> **TASK BRIEF**:
Copy each line of the data below with the word "NEIVA".

> **INPUT FOR THIS TASK**:
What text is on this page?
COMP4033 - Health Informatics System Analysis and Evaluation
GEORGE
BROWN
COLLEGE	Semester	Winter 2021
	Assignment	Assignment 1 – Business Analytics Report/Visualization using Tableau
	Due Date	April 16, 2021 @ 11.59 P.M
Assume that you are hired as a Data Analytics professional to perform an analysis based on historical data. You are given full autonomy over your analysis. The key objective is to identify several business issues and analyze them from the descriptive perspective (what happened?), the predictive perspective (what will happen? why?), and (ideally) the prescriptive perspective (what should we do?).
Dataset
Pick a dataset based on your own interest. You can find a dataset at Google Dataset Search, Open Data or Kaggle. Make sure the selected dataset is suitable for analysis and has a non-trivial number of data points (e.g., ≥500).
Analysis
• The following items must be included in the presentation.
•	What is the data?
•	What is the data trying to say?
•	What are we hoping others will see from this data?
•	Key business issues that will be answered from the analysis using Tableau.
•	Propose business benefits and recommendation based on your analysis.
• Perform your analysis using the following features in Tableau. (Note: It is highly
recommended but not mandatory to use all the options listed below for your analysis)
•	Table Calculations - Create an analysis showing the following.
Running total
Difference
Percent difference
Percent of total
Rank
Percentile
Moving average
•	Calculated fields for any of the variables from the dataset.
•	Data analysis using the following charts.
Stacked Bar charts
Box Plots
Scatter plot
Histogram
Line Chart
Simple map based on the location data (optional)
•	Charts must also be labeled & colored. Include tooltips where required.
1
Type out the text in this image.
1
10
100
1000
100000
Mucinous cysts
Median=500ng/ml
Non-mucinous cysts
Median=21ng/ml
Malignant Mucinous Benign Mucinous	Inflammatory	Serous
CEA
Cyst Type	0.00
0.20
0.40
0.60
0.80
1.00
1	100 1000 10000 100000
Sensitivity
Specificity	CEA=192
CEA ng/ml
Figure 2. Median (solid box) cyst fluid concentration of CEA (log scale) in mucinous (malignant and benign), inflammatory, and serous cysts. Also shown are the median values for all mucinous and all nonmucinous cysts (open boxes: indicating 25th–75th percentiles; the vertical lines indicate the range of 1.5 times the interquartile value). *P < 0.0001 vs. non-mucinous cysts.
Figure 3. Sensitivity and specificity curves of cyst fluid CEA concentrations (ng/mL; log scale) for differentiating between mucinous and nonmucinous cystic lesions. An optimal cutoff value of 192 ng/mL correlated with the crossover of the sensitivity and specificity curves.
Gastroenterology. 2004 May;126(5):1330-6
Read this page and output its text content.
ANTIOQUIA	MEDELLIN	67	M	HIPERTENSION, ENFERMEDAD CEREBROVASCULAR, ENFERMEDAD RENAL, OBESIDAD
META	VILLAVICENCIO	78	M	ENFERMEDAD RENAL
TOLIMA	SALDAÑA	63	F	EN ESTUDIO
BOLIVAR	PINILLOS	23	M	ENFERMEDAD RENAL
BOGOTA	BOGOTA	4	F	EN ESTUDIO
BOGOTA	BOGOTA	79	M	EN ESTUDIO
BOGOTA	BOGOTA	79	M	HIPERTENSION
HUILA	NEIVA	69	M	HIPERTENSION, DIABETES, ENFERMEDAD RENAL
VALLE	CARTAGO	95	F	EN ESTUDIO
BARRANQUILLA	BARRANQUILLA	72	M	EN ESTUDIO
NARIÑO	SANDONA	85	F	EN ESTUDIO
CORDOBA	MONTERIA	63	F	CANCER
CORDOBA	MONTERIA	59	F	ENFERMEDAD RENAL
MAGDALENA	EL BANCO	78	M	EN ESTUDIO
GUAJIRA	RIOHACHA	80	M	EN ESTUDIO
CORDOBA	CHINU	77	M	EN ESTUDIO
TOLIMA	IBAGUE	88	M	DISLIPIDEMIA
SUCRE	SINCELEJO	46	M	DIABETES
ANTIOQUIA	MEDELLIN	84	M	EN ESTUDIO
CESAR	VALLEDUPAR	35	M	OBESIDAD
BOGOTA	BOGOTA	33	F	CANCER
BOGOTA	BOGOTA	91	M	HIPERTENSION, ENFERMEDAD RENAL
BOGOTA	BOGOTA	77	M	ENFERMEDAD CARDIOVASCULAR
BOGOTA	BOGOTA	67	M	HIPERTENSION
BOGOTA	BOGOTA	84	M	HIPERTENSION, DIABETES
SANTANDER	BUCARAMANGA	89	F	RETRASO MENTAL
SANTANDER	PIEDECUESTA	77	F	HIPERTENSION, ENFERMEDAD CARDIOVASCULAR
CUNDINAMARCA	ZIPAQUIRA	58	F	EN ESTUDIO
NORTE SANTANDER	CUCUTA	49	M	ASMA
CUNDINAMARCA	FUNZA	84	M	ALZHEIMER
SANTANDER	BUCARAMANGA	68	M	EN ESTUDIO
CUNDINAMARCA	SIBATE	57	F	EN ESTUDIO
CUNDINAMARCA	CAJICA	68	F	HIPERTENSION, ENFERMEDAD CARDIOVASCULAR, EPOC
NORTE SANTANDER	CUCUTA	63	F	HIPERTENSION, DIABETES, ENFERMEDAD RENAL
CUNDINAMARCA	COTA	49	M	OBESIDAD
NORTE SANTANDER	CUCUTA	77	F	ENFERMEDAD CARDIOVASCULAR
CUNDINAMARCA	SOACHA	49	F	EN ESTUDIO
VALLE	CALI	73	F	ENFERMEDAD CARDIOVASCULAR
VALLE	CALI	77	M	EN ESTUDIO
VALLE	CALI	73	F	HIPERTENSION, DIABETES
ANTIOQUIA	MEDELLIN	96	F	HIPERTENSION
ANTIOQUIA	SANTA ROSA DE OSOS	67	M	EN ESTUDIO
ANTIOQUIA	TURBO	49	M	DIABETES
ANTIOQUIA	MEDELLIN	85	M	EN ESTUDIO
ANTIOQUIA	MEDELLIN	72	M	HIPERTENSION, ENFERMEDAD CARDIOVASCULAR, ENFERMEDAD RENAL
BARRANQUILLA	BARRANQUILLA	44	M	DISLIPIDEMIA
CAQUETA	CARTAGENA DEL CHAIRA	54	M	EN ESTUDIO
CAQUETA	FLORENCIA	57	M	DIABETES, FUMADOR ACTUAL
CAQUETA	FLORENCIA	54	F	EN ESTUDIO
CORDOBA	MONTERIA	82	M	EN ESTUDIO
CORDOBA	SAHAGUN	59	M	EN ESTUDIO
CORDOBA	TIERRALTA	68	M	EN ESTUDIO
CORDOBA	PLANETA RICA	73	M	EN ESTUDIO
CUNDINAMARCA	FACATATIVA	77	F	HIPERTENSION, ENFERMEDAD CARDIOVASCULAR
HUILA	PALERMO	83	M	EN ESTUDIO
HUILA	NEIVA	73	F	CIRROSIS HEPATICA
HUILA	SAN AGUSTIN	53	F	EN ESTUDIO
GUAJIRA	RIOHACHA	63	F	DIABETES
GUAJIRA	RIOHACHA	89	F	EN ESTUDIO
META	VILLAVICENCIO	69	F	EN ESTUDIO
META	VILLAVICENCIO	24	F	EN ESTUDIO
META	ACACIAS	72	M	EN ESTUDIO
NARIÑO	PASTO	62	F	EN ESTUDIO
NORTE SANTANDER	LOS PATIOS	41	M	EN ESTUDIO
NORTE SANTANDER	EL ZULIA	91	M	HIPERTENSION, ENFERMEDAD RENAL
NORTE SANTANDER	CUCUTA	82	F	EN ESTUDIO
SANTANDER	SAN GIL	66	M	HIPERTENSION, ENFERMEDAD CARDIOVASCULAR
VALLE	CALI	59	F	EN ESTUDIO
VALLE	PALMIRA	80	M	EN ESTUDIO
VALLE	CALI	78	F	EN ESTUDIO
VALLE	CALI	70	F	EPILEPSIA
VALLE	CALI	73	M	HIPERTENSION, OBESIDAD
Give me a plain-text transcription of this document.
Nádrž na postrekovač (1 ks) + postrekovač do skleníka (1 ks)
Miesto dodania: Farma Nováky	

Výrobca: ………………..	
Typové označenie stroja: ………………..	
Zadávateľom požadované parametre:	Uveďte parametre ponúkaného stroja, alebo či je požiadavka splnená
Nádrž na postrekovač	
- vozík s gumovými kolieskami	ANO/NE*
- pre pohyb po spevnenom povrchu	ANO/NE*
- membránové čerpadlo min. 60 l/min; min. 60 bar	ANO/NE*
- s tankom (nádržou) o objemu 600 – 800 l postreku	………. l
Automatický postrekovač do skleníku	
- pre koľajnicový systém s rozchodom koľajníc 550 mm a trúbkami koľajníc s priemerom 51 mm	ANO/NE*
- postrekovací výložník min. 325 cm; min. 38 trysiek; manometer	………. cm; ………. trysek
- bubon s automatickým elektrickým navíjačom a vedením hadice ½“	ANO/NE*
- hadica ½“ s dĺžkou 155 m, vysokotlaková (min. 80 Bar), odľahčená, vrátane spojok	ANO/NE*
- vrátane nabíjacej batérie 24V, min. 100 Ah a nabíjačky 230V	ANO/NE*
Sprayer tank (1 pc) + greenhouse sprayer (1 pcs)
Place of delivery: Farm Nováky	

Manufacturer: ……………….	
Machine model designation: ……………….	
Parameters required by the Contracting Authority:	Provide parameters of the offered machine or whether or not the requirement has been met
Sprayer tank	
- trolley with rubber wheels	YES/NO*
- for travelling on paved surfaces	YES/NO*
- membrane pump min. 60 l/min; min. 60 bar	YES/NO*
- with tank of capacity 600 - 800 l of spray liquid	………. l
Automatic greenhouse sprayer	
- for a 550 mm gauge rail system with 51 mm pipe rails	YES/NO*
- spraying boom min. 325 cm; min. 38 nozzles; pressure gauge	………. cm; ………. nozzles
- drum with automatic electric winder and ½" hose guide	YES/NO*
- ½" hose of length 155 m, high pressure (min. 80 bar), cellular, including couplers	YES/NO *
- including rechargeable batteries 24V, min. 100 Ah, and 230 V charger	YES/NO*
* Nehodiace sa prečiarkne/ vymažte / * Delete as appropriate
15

> **EXERCISE ANSWER**:
HUILA	NEIVA	69	M	HIPERTENSION, DIABETES, ENFERMEDAD RENAL
HUILA	NEIVA	73	F	CIRROSIS HEPATICA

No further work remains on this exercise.